→ What is expected
Rewrite the lines from the start through the line containing "y-tick-label: 500 [22, 239, 42, 250]", renaming "y-tick-label" to "y-axis-label" and leaving everything else unchanged.

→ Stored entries

──────────────────────────────

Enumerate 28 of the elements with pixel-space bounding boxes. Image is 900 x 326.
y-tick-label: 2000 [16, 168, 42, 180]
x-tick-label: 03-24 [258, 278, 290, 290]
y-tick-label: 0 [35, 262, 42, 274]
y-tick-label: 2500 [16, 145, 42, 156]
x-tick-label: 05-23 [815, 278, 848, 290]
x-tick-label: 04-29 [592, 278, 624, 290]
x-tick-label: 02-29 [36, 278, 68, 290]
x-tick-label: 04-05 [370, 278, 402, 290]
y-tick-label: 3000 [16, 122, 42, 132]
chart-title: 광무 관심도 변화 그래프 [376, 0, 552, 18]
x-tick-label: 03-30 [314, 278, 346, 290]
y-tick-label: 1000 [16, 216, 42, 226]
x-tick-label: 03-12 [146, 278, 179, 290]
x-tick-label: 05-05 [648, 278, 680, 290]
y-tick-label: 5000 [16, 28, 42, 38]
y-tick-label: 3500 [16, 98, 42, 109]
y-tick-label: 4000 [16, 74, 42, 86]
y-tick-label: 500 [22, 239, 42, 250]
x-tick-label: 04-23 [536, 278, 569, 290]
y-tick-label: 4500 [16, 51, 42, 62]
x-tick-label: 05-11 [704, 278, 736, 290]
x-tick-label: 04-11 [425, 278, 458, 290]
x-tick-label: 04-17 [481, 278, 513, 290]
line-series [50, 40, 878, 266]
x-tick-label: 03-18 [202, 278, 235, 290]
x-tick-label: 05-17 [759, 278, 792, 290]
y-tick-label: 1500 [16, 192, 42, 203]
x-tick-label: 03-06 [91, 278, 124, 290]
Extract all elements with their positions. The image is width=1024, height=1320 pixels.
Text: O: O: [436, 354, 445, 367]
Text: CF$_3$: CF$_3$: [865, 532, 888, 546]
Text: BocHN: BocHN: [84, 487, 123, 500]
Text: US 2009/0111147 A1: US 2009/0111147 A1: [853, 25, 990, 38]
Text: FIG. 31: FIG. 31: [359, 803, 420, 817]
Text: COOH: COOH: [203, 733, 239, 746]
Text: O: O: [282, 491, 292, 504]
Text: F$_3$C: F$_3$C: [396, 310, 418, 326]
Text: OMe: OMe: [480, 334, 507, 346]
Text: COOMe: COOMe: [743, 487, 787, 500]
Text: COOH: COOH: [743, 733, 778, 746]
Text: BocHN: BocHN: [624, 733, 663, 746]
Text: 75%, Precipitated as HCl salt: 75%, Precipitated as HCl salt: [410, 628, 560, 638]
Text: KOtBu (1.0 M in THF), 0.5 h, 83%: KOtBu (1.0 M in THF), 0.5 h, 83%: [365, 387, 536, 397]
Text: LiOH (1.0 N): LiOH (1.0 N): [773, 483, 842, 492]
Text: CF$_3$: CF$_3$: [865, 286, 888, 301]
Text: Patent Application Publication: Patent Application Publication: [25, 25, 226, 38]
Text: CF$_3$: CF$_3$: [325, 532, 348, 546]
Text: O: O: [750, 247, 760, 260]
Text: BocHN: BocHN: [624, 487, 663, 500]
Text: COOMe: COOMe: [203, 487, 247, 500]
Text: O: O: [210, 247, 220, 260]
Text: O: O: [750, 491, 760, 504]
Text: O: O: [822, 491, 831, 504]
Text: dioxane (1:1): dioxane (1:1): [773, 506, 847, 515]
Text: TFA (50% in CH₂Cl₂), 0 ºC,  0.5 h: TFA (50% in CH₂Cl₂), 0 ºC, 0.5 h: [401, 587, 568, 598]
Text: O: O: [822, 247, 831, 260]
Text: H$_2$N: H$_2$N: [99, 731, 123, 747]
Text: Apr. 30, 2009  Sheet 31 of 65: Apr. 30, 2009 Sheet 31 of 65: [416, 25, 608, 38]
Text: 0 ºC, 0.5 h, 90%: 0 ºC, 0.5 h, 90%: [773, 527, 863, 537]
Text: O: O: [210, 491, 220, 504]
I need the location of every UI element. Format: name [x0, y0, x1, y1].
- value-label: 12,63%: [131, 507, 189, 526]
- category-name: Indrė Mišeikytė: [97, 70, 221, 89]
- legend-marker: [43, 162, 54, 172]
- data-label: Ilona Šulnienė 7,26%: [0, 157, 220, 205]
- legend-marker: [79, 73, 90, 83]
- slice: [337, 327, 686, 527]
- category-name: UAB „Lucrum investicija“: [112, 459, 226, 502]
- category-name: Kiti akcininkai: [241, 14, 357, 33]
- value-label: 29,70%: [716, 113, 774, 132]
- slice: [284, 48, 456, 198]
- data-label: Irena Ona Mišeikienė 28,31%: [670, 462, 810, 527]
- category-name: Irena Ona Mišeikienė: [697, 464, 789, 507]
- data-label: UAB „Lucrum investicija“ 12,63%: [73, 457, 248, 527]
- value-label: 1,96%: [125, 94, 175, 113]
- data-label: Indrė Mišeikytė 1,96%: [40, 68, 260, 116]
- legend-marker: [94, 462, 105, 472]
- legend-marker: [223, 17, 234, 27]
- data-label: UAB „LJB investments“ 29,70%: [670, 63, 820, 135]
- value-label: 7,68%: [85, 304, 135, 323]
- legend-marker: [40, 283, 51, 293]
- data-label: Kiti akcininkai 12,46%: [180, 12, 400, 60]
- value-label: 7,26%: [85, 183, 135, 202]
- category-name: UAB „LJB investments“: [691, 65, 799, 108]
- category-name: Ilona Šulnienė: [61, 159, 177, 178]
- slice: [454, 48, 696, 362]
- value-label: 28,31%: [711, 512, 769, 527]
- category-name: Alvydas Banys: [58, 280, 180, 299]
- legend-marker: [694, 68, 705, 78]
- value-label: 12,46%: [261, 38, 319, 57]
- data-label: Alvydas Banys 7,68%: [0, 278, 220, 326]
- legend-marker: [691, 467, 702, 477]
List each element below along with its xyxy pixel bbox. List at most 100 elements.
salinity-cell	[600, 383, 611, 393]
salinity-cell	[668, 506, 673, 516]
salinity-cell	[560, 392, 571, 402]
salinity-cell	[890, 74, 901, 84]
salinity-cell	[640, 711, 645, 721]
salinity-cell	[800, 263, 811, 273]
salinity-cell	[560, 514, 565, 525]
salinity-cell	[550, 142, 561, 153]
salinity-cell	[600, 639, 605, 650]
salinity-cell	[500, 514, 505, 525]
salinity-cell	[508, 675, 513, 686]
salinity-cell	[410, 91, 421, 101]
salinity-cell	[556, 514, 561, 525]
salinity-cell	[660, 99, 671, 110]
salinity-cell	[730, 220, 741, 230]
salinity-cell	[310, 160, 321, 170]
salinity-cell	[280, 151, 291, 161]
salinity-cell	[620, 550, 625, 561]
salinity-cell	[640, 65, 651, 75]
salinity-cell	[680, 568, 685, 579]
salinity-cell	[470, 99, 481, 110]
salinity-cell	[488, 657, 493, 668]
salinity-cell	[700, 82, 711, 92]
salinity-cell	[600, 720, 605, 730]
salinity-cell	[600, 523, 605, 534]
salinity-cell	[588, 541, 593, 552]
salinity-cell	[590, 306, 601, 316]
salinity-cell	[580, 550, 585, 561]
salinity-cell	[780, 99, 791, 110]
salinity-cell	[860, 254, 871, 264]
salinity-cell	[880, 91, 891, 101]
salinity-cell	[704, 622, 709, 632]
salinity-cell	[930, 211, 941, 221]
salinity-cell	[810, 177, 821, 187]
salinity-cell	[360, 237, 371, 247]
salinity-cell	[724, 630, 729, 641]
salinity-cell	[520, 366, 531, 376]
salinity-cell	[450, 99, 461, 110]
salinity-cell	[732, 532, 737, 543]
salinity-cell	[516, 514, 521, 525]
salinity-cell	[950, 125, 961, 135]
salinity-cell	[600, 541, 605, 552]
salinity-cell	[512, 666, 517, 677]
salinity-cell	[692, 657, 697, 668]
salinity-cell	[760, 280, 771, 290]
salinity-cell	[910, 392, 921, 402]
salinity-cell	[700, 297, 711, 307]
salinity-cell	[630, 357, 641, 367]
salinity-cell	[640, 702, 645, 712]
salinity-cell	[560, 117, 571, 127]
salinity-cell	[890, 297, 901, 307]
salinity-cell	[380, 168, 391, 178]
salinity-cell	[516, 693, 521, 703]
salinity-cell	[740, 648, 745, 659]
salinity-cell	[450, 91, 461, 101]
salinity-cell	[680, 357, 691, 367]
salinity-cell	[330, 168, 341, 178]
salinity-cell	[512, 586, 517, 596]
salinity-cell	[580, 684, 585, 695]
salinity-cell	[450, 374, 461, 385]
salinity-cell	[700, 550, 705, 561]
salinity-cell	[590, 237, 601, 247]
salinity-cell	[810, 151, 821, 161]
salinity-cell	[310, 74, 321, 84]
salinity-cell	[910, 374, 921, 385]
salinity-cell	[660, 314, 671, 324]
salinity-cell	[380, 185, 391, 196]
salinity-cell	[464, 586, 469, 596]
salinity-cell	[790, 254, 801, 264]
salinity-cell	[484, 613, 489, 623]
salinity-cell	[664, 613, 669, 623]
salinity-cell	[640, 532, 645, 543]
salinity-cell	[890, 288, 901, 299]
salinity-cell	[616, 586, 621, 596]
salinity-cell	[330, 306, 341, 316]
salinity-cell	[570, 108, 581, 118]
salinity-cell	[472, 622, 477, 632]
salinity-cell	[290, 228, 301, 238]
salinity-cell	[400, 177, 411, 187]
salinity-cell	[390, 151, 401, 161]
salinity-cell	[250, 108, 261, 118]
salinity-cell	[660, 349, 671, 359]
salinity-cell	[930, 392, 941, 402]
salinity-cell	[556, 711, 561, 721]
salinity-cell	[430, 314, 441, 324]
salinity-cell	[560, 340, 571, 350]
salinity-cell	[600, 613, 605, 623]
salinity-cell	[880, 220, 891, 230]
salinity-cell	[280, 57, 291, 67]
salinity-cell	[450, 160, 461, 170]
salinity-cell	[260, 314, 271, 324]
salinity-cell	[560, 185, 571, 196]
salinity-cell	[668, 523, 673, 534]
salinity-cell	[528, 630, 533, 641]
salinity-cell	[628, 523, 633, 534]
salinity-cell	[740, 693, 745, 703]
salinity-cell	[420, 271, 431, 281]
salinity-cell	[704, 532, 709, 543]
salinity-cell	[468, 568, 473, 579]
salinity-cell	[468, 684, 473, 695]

──────────────────────────────

→ Answer
Enumerate 28 of the elements with pixel-space bounding boxes. Image is 900 x 326.
y-axis-label: 2000 [16, 168, 42, 180]
x-tick-label: 03-24 [258, 278, 290, 290]
y-axis-label: 0 [35, 262, 42, 274]
y-axis-label: 2500 [16, 145, 42, 156]
x-tick-label: 05-23 [815, 278, 848, 290]
x-tick-label: 04-29 [592, 278, 624, 290]
x-tick-label: 02-29 [36, 278, 68, 290]
x-tick-label: 04-05 [370, 278, 402, 290]
y-axis-label: 3000 [16, 122, 42, 132]
chart-title: 광무 관심도 변화 그래프 [376, 0, 552, 18]
x-tick-label: 03-30 [314, 278, 346, 290]
y-axis-label: 1000 [16, 216, 42, 226]
x-tick-label: 03-12 [146, 278, 179, 290]
x-tick-label: 05-05 [648, 278, 680, 290]
y-axis-label: 5000 [16, 28, 42, 38]
y-axis-label: 3500 [16, 98, 42, 109]
y-axis-label: 4000 [16, 74, 42, 86]
y-axis-label: 500 [22, 239, 42, 250]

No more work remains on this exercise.